§ **AIM OF THE TASK**: Of the lines below, report only those that contain "score".

§ **SUPPLIED MATERIAL**:
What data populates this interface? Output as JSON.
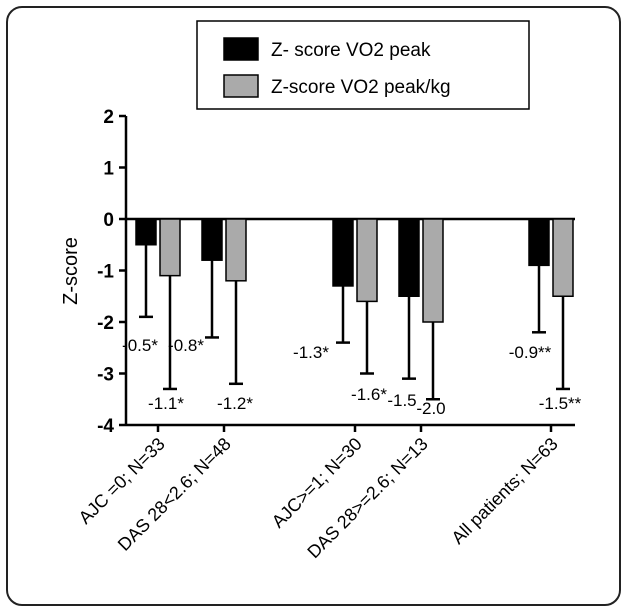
{
  "chart_data": {
    "type": "bar",
    "title": "",
    "xlabel": "",
    "ylabel": "Z-score",
    "ylim": [
      -4,
      2
    ],
    "yticks": [
      "2",
      "1",
      "0",
      "-1",
      "-2",
      "-3",
      "-4"
    ],
    "categories": [
      "AJC =0; N=33",
      "DAS 28<2.6; N=48",
      "AJC>=1; N=30",
      "DAS 28>=2.6; N=13",
      "All patients; N=63"
    ],
    "series": [
      {
        "name": "Z- score VO2 peak",
        "color": "#000000",
        "values": [
          -0.5,
          -0.8,
          -1.3,
          -1.5,
          -0.9
        ],
        "error_low": [
          -1.9,
          -2.3,
          -2.4,
          -3.1,
          -2.2
        ],
        "labels": [
          "-0.5*",
          "-0.8*",
          "-1.3*",
          "-1.5",
          "-0.9**"
        ]
      },
      {
        "name": "Z-score VO2 peak/kg",
        "color": "#aaaaaa",
        "values": [
          -1.1,
          -1.2,
          -1.6,
          -2.0,
          -1.5
        ],
        "error_low": [
          -3.3,
          -3.2,
          -3.0,
          -3.5,
          -3.3
        ],
        "labels": [
          "-1.1*",
          "-1.2*",
          "-1.6*",
          "-2.0",
          "-1.5**"
        ]
      }
    ],
    "grid": false,
    "legend_position": "top"
  }
}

§ **THE COMPLETED TASK**:
    "ylabel": "Z-score",
        "name": "Z- score VO2 peak",
        "name": "Z-score VO2 peak/kg",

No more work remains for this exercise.